Objective:
Output the data below in full, byte for byte. Nothing may differ.

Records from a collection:
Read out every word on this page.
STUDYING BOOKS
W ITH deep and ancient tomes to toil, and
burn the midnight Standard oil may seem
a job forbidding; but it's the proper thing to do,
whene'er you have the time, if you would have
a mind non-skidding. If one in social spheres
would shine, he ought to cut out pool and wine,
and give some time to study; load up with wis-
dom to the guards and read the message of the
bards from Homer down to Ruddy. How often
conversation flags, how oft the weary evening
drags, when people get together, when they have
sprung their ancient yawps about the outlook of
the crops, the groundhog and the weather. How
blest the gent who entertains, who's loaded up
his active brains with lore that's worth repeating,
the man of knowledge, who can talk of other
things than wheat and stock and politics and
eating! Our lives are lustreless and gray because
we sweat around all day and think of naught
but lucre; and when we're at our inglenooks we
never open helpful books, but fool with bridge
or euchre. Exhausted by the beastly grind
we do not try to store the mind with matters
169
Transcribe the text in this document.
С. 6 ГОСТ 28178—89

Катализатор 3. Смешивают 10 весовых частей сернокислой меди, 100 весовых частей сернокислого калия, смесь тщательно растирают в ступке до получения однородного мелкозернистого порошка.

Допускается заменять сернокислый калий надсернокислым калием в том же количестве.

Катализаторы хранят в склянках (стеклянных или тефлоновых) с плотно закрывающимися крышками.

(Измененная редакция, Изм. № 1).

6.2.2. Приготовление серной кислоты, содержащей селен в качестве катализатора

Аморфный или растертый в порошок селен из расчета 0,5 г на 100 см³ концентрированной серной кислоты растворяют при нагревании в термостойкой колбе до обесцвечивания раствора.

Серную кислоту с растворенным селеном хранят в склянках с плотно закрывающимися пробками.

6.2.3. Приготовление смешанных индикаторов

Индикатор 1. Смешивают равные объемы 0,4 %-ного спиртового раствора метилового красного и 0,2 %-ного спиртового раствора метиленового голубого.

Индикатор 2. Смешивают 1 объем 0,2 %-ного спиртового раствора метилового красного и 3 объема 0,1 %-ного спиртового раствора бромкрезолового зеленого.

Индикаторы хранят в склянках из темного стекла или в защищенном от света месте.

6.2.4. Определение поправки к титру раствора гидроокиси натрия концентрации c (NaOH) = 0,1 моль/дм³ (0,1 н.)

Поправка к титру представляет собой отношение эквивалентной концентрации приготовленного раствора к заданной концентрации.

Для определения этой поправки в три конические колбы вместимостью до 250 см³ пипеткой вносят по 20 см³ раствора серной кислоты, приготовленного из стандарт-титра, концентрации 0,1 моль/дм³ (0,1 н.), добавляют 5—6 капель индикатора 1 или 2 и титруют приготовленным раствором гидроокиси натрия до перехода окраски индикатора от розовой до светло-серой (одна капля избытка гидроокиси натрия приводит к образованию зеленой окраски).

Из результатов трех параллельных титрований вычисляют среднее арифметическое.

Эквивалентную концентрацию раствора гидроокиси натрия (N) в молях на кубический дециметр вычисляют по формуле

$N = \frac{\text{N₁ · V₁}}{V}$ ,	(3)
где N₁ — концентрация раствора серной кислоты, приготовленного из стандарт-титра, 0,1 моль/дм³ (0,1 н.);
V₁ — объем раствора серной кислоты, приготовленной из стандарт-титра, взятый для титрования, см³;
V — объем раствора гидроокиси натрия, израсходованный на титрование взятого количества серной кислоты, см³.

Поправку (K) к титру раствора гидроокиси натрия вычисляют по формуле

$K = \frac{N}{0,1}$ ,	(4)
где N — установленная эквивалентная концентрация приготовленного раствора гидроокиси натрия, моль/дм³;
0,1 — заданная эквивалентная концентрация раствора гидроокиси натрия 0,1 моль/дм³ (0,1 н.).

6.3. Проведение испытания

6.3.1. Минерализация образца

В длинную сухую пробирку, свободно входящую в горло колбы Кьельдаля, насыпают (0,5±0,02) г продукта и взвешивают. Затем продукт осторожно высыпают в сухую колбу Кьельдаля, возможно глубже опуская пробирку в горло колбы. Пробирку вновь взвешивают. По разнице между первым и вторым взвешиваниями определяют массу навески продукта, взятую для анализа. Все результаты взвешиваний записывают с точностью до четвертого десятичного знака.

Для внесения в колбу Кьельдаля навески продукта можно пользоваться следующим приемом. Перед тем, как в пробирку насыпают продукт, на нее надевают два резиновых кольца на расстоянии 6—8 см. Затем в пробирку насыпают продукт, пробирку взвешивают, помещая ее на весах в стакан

Full solution:
Read out every word on this page.
STUDYING BOOKS
W ITH deep and ancient tomes to toil, and
burn the midnight Standard oil may seem
a job forbidding; but it's the proper thing to do,
whene'er you have the time, if you would have
a mind non-skidding. If one in social spheres
would shine, he ought to cut out pool and wine,
and give some time to study; load up with wis-
dom to the guards and read the message of the
bards from Homer down to Ruddy. How often
conversation flags, how oft the weary evening
drags, when people get together, when they have
sprung their ancient yawps about the outlook of
the crops, the groundhog and the weather. How
blest the gent who entertains, who's loaded up
his active brains with lore that's worth repeating,
the man of knowledge, who can talk of other
things than wheat and stock and politics and
eating! Our lives are lustreless and gray because
we sweat around all day and think of naught
but lucre; and when we're at our inglenooks we
never open helpful books, but fool with bridge
or euchre. Exhausted by the beastly grind
we do not try to store the mind with matters
169
Transcribe the text in this document.
С. 6 ГОСТ 28178—89

Катализатор 3. Смешивают 10 весовых частей сернокислой меди, 100 весовых частей сернокислого калия, смесь тщательно растирают в ступке до получения однородного мелкозернистого порошка.

Допускается заменять сернокислый калий надсернокислым калием в том же количестве.

Катализаторы хранят в склянках (стеклянных или тефлоновых) с плотно закрывающимися крышками.

(Измененная редакция, Изм. № 1).

6.2.2. Приготовление серной кислоты, содержащей селен в качестве катализатора

Аморфный или растертый в порошок селен из расчета 0,5 г на 100 см³ концентрированной серной кислоты растворяют при нагревании в термостойкой колбе до обесцвечивания раствора.

Серную кислоту с растворенным селеном хранят в склянках с плотно закрывающимися пробками.

6.2.3. Приготовление смешанных индикаторов

Индикатор 1. Смешивают равные объемы 0,4 %-ного спиртового раствора метилового красного и 0,2 %-ного спиртового раствора метиленового голубого.

Индикатор 2. Смешивают 1 объем 0,2 %-ного спиртового раствора метилового красного и 3 объема 0,1 %-ного спиртового раствора бромкрезолового зеленого.

Индикаторы хранят в склянках из темного стекла или в защищенном от света месте.

6.2.4. Определение поправки к титру раствора гидроокиси натрия концентрации c (NaOH) = 0,1 моль/дм³ (0,1 н.)

Поправка к титру представляет собой отношение эквивалентной концентрации приготовленного раствора к заданной концентрации.

Для определения этой поправки в три конические колбы вместимостью до 250 см³ пипеткой вносят по 20 см³ раствора серной кислоты, приготовленного из стандарт-титра, концентрации 0,1 моль/дм³ (0,1 н.), добавляют 5—6 капель индикатора 1 или 2 и титруют приготовленным раствором гидроокиси натрия до перехода окраски индикатора от розовой до светло-серой (одна капля избытка гидроокиси натрия приводит к образованию зеленой окраски).

Из результатов трех параллельных титрований вычисляют среднее арифметическое.

Эквивалентную концентрацию раствора гидроокиси натрия (N) в молях на кубический дециметр вычисляют по формуле

$N = \frac{\text{N₁ · V₁}}{V}$ ,	(3)
где N₁ — концентрация раствора серной кислоты, приготовленного из стандарт-титра, 0,1 моль/дм³ (0,1 н.);
V₁ — объем раствора серной кислоты, приготовленной из стандарт-титра, взятый для титрования, см³;
V — объем раствора гидроокиси натрия, израсходованный на титрование взятого количества серной кислоты, см³.

Поправку (K) к титру раствора гидроокиси натрия вычисляют по формуле

$K = \frac{N}{0,1}$ ,	(4)
где N — установленная эквивалентная концентрация приготовленного раствора гидроокиси натрия, моль/дм³;
0,1 — заданная эквивалентная концентрация раствора гидроокиси натрия 0,1 моль/дм³ (0,1 н.).

6.3. Проведение испытания

6.3.1. Минерализация образца

В длинную сухую пробирку, свободно входящую в горло колбы Кьельдаля, насыпают (0,5±0,02) г продукта и взвешивают. Затем продукт осторожно высыпают в сухую колбу Кьельдаля, возможно глубже опуская пробирку в горло колбы. Пробирку вновь взвешивают. По разнице между первым и вторым взвешиваниями определяют массу навески продукта, взятую для анализа. Все результаты взвешиваний записывают с точностью до четвертого десятичного знака.

Для внесения в колбу Кьельдаля навески продукта можно пользоваться следующим приемом. Перед тем, как в пробирку насыпают продукт, на нее надевают два резиновых кольца на расстоянии 6—8 см. Затем в пробирку насыпают продукт, пробирку взвешивают, помещая ее на весах в стакан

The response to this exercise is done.